*TASK INPUT*.
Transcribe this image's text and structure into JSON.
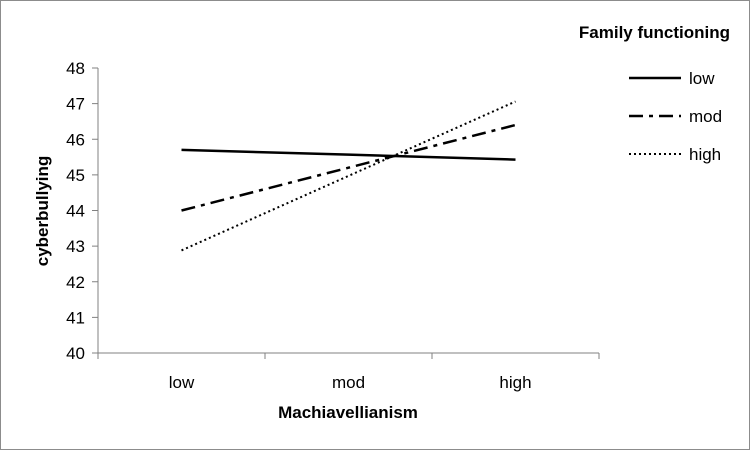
{
  "chart_data": {
    "type": "line",
    "title": "",
    "xlabel": "Machiavellianism",
    "ylabel": "cyberbullying",
    "categories": [
      "low",
      "mod",
      "high"
    ],
    "ylim": [
      40,
      48
    ],
    "yticks": [
      40,
      41,
      42,
      43,
      44,
      45,
      46,
      47,
      48
    ],
    "grid": false,
    "legend": {
      "title": "Family functioning",
      "placement": "right"
    },
    "series": [
      {
        "name": "low",
        "values": [
          45.7,
          45.57,
          45.43
        ],
        "dash": "solid"
      },
      {
        "name": "mod",
        "values": [
          44.0,
          45.2,
          46.4
        ],
        "dash": "dashdot"
      },
      {
        "name": "high",
        "values": [
          42.88,
          44.97,
          47.06
        ],
        "dash": "dotted"
      }
    ]
  }
}
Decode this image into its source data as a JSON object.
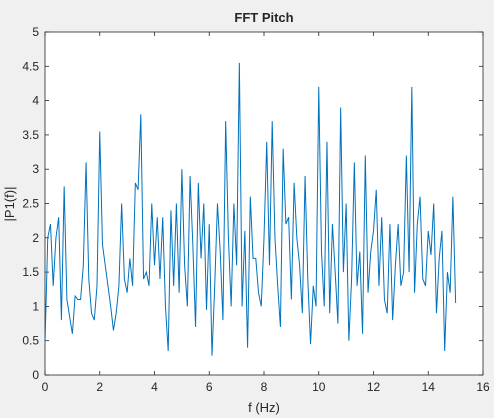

*AIM OF THE EXERCISE*. Transcribe each entry above exactly, apart from the pictures.

*TASK ANSWER*.
Transcribe this image's text and structure into JSON.
{
  "chart_data": {
    "type": "line",
    "title": "",
    "xlabel": "Machiavellianism",
    "ylabel": "cyberbullying",
    "categories": [
      "low",
      "mod",
      "high"
    ],
    "ylim": [
      40,
      48
    ],
    "yticks": [
      40,
      41,
      42,
      43,
      44,
      45,
      46,
      47,
      48
    ],
    "grid": false,
    "legend": {
      "title": "Family functioning",
      "placement": "right"
    },
    "series": [
      {
        "name": "low",
        "values": [
          45.7,
          45.57,
          45.43
        ],
        "dash": "solid"
      },
      {
        "name": "mod",
        "values": [
          44.0,
          45.2,
          46.4
        ],
        "dash": "dashdot"
      },
      {
        "name": "high",
        "values": [
          42.88,
          44.97,
          47.06
        ],
        "dash": "dotted"
      }
    ]
  }
}
Decode this image into its source data as a JSON object.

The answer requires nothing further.